>> Begin Exercise inputs

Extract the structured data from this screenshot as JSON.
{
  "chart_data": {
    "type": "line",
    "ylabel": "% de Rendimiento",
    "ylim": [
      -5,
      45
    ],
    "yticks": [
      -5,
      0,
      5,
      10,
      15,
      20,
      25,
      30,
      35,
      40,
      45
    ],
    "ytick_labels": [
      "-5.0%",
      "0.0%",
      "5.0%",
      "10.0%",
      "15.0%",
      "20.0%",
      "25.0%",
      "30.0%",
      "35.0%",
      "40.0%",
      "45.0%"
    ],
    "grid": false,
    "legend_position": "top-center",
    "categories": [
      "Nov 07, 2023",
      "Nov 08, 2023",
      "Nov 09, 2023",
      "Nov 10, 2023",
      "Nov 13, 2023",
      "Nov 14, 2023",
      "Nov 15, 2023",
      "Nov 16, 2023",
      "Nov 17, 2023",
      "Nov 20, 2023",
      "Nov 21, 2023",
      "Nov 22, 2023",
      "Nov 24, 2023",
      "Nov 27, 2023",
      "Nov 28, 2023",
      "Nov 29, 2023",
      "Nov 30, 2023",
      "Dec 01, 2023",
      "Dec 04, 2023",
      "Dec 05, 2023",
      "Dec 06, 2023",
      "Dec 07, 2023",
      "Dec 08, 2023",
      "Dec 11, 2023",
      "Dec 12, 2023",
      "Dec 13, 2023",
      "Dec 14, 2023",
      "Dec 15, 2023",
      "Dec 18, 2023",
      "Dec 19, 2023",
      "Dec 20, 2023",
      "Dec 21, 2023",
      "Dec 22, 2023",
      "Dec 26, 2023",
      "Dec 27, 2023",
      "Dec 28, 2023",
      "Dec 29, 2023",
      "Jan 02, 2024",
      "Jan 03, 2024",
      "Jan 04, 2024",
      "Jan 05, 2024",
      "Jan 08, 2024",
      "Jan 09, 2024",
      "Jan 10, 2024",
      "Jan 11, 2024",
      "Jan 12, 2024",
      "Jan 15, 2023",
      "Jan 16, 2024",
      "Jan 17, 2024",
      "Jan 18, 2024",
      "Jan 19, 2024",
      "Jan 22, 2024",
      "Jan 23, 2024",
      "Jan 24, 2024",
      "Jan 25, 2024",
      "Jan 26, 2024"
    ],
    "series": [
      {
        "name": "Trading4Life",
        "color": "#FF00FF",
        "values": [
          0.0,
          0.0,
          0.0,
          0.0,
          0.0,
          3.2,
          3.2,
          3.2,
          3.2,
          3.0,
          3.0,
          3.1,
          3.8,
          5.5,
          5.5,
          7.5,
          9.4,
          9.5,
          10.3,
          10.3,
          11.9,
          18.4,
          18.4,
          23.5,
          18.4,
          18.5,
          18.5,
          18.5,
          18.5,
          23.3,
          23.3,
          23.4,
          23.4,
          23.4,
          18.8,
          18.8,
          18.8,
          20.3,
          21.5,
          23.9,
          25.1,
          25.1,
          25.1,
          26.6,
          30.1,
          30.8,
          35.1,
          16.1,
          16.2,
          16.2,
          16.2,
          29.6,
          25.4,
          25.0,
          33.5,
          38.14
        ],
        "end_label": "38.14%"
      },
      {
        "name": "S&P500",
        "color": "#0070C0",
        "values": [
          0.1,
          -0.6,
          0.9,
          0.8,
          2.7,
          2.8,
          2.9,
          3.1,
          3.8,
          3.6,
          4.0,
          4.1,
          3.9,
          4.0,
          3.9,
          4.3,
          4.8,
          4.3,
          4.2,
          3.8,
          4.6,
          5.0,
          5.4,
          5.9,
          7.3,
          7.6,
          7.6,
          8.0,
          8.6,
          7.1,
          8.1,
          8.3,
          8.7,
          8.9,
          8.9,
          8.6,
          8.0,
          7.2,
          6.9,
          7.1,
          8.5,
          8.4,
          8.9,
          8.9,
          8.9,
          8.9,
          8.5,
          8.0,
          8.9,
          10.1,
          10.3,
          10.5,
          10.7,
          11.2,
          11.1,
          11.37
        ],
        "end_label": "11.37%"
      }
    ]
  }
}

>> End Exercise inputs

§ What to work on: Output the listing above without altering a single character.

§ Exercise output:
Extract the structured data from this screenshot as JSON.
{
  "chart_data": {
    "type": "line",
    "ylabel": "% de Rendimiento",
    "ylim": [
      -5,
      45
    ],
    "yticks": [
      -5,
      0,
      5,
      10,
      15,
      20,
      25,
      30,
      35,
      40,
      45
    ],
    "ytick_labels": [
      "-5.0%",
      "0.0%",
      "5.0%",
      "10.0%",
      "15.0%",
      "20.0%",
      "25.0%",
      "30.0%",
      "35.0%",
      "40.0%",
      "45.0%"
    ],
    "grid": false,
    "legend_position": "top-center",
    "categories": [
      "Nov 07, 2023",
      "Nov 08, 2023",
      "Nov 09, 2023",
      "Nov 10, 2023",
      "Nov 13, 2023",
      "Nov 14, 2023",
      "Nov 15, 2023",
      "Nov 16, 2023",
      "Nov 17, 2023",
      "Nov 20, 2023",
      "Nov 21, 2023",
      "Nov 22, 2023",
      "Nov 24, 2023",
      "Nov 27, 2023",
      "Nov 28, 2023",
      "Nov 29, 2023",
      "Nov 30, 2023",
      "Dec 01, 2023",
      "Dec 04, 2023",
      "Dec 05, 2023",
      "Dec 06, 2023",
      "Dec 07, 2023",
      "Dec 08, 2023",
      "Dec 11, 2023",
      "Dec 12, 2023",
      "Dec 13, 2023",
      "Dec 14, 2023",
      "Dec 15, 2023",
      "Dec 18, 2023",
      "Dec 19, 2023",
      "Dec 20, 2023",
      "Dec 21, 2023",
      "Dec 22, 2023",
      "Dec 26, 2023",
      "Dec 27, 2023",
      "Dec 28, 2023",
      "Dec 29, 2023",
      "Jan 02, 2024",
      "Jan 03, 2024",
      "Jan 04, 2024",
      "Jan 05, 2024",
      "Jan 08, 2024",
      "Jan 09, 2024",
      "Jan 10, 2024",
      "Jan 11, 2024",
      "Jan 12, 2024",
      "Jan 15, 2023",
      "Jan 16, 2024",
      "Jan 17, 2024",
      "Jan 18, 2024",
      "Jan 19, 2024",
      "Jan 22, 2024",
      "Jan 23, 2024",
      "Jan 24, 2024",
      "Jan 25, 2024",
      "Jan 26, 2024"
    ],
    "series": [
      {
        "name": "Trading4Life",
        "color": "#FF00FF",
        "values": [
          0.0,
          0.0,
          0.0,
          0.0,
          0.0,
          3.2,
          3.2,
          3.2,
          3.2,
          3.0,
          3.0,
          3.1,
          3.8,
          5.5,
          5.5,
          7.5,
          9.4,
          9.5,
          10.3,
          10.3,
          11.9,
          18.4,
          18.4,
          23.5,
          18.4,
          18.5,
          18.5,
          18.5,
          18.5,
          23.3,
          23.3,
          23.4,
          23.4,
          23.4,
          18.8,
          18.8,
          18.8,
          20.3,
          21.5,
          23.9,
          25.1,
          25.1,
          25.1,
          26.6,
          30.1,
          30.8,
          35.1,
          16.1,
          16.2,
          16.2,
          16.2,
          29.6,
          25.4,
          25.0,
          33.5,
          38.14
        ],
        "end_label": "38.14%"
      },
      {
        "name": "S&P500",
        "color": "#0070C0",
        "values": [
          0.1,
          -0.6,
          0.9,
          0.8,
          2.7,
          2.8,
          2.9,
          3.1,
          3.8,
          3.6,
          4.0,
          4.1,
          3.9,
          4.0,
          3.9,
          4.3,
          4.8,
          4.3,
          4.2,
          3.8,
          4.6,
          5.0,
          5.4,
          5.9,
          7.3,
          7.6,
          7.6,
          8.0,
          8.6,
          7.1,
          8.1,
          8.3,
          8.7,
          8.9,
          8.9,
          8.6,
          8.0,
          7.2,
          6.9,
          7.1,
          8.5,
          8.4,
          8.9,
          8.9,
          8.9,
          8.9,
          8.5,
          8.0,
          8.9,
          10.1,
          10.3,
          10.5,
          10.7,
          11.2,
          11.1,
          11.37
        ],
        "end_label": "11.37%"
      }
    ]
  }
}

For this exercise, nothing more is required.